Stated goal >> Read the entries below and pull out each line with the string "アウトドア".

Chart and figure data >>
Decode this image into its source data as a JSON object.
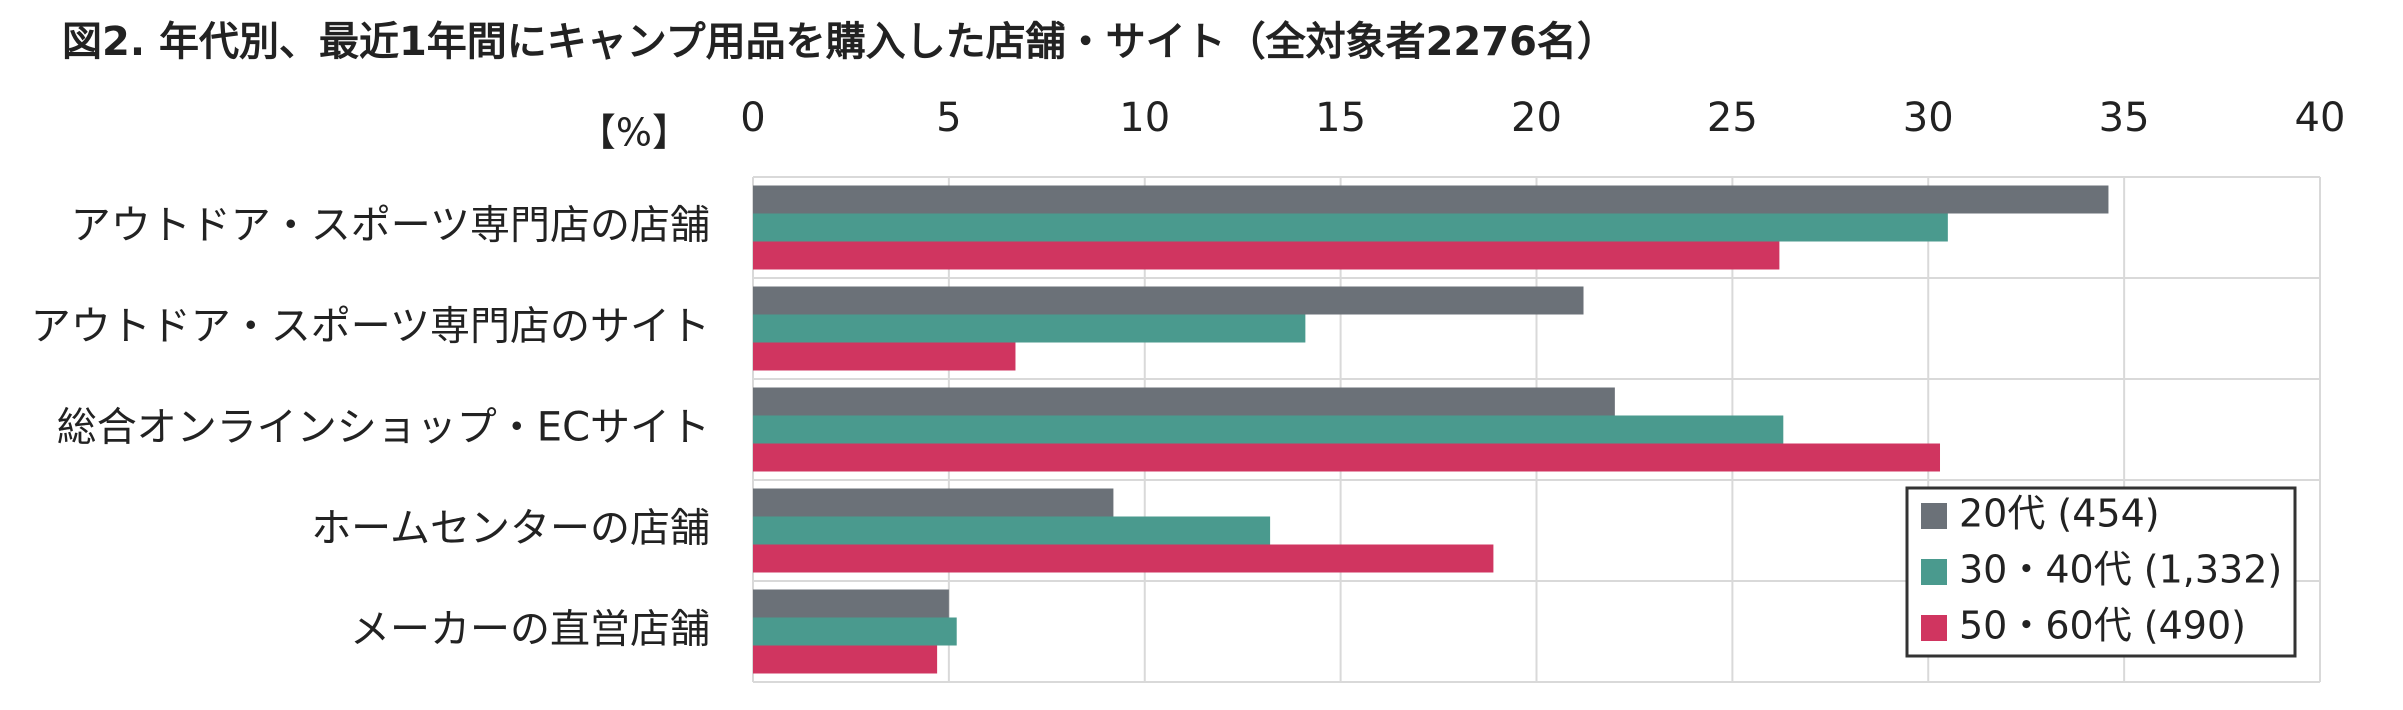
{
  "chart_data": {
    "type": "bar",
    "orientation": "horizontal",
    "title": "図2. 年代別、最近1年間にキャンプ用品を購入した店舗・サイト（全対象者2276名）",
    "xlabel": "【%】",
    "categories": [
      "アウトドア・スポーツ専門店の店舗",
      "アウトドア・スポーツ専門店のサイト",
      "総合オンラインショップ・ECサイト",
      "ホームセンターの店舗",
      "メーカーの直営店舗"
    ],
    "series": [
      {
        "name": "20代 (454)",
        "color": "#6b7178",
        "values": [
          34.6,
          21.2,
          22.0,
          9.2,
          5.0
        ]
      },
      {
        "name": "30・40代 (1,332)",
        "color": "#4a9a8e",
        "values": [
          30.5,
          14.1,
          26.3,
          13.2,
          5.2
        ]
      },
      {
        "name": "50・60代 (490)",
        "color": "#d03560",
        "values": [
          26.2,
          6.7,
          30.3,
          18.9,
          4.7
        ]
      }
    ],
    "xlim": [
      0,
      40
    ],
    "xticks": [
      0,
      5,
      10,
      15,
      20,
      25,
      30,
      35,
      40
    ],
    "grid": true,
    "legend": "lower right"
  }
}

The response >>
      "アウトドア・スポーツ専門店の店舗",
      "アウトドア・スポーツ専門店のサイト",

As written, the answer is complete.